Extracted data entries:
↓

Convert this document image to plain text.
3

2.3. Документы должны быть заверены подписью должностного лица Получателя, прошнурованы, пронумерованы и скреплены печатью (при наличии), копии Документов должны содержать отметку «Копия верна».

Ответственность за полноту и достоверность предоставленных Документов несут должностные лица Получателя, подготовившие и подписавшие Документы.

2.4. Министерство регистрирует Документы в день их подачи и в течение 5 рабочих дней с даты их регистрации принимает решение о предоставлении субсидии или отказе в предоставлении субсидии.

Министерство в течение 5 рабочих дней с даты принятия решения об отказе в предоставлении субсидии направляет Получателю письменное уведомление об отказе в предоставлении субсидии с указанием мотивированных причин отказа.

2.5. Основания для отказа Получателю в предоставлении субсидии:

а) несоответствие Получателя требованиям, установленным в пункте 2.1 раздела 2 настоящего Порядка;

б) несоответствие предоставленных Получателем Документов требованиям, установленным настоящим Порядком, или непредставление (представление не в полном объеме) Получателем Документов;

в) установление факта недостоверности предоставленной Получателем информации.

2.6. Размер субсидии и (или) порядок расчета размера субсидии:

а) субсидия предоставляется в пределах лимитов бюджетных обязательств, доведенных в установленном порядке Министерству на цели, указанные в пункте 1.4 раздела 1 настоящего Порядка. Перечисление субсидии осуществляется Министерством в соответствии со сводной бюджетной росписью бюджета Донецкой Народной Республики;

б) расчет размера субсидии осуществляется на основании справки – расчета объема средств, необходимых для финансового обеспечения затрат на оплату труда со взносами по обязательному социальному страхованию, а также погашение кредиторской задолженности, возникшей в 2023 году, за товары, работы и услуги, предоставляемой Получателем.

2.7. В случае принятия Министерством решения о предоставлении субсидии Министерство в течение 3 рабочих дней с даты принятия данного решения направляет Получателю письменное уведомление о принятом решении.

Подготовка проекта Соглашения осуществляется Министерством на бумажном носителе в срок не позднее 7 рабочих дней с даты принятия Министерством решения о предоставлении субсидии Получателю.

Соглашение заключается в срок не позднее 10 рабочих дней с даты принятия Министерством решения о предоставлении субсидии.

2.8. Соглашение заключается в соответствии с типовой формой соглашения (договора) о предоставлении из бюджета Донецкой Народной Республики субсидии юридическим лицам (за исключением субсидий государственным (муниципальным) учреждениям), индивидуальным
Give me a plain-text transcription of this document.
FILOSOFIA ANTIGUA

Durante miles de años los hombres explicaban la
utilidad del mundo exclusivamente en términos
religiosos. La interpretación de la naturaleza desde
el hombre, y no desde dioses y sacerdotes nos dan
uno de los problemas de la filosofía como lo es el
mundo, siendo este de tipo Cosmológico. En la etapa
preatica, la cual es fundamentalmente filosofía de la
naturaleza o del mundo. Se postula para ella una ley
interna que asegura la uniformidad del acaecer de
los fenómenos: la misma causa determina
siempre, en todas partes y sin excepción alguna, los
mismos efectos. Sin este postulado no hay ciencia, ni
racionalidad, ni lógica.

↑

◆ Direction:
Restate the listing above word for word.

◆ Result of this exercise:
Convert this document image to plain text.
3

2.3. Документы должны быть заверены подписью должностного лица Получателя, прошнурованы, пронумерованы и скреплены печатью (при наличии), копии Документов должны содержать отметку «Копия верна».

Ответственность за полноту и достоверность предоставленных Документов несут должностные лица Получателя, подготовившие и подписавшие Документы.

2.4. Министерство регистрирует Документы в день их подачи и в течение 5 рабочих дней с даты их регистрации принимает решение о предоставлении субсидии или отказе в предоставлении субсидии.

Министерство в течение 5 рабочих дней с даты принятия решения об отказе в предоставлении субсидии направляет Получателю письменное уведомление об отказе в предоставлении субсидии с указанием мотивированных причин отказа.

2.5. Основания для отказа Получателю в предоставлении субсидии:

а) несоответствие Получателя требованиям, установленным в пункте 2.1 раздела 2 настоящего Порядка;

б) несоответствие предоставленных Получателем Документов требованиям, установленным настоящим Порядком, или непредставление (представление не в полном объеме) Получателем Документов;

в) установление факта недостоверности предоставленной Получателем информации.

2.6. Размер субсидии и (или) порядок расчета размера субсидии:

а) субсидия предоставляется в пределах лимитов бюджетных обязательств, доведенных в установленном порядке Министерству на цели, указанные в пункте 1.4 раздела 1 настоящего Порядка. Перечисление субсидии осуществляется Министерством в соответствии со сводной бюджетной росписью бюджета Донецкой Народной Республики;

б) расчет размера субсидии осуществляется на основании справки – расчета объема средств, необходимых для финансового обеспечения затрат на оплату труда со взносами по обязательному социальному страхованию, а также погашение кредиторской задолженности, возникшей в 2023 году, за товары, работы и услуги, предоставляемой Получателем.

2.7. В случае принятия Министерством решения о предоставлении субсидии Министерство в течение 3 рабочих дней с даты принятия данного решения направляет Получателю письменное уведомление о принятом решении.

Подготовка проекта Соглашения осуществляется Министерством на бумажном носителе в срок не позднее 7 рабочих дней с даты принятия Министерством решения о предоставлении субсидии Получателю.

Соглашение заключается в срок не позднее 10 рабочих дней с даты принятия Министерством решения о предоставлении субсидии.

2.8. Соглашение заключается в соответствии с типовой формой соглашения (договора) о предоставлении из бюджета Донецкой Народной Республики субсидии юридическим лицам (за исключением субсидий государственным (муниципальным) учреждениям), индивидуальным
Give me a plain-text transcription of this document.
FILOSOFIA ANTIGUA

Durante miles de años los hombres explicaban la
utilidad del mundo exclusivamente en términos
religiosos. La interpretación de la naturaleza desde
el hombre, y no desde dioses y sacerdotes nos dan
uno de los problemas de la filosofía como lo es el
mundo, siendo este de tipo Cosmológico. En la etapa
preatica, la cual es fundamentalmente filosofía de la
naturaleza o del mundo. Se postula para ella una ley
interna que asegura la uniformidad del acaecer de
los fenómenos: la misma causa determina
siempre, en todas partes y sin excepción alguna, los
mismos efectos. Sin este postulado no hay ciencia, ni
racionalidad, ni lógica.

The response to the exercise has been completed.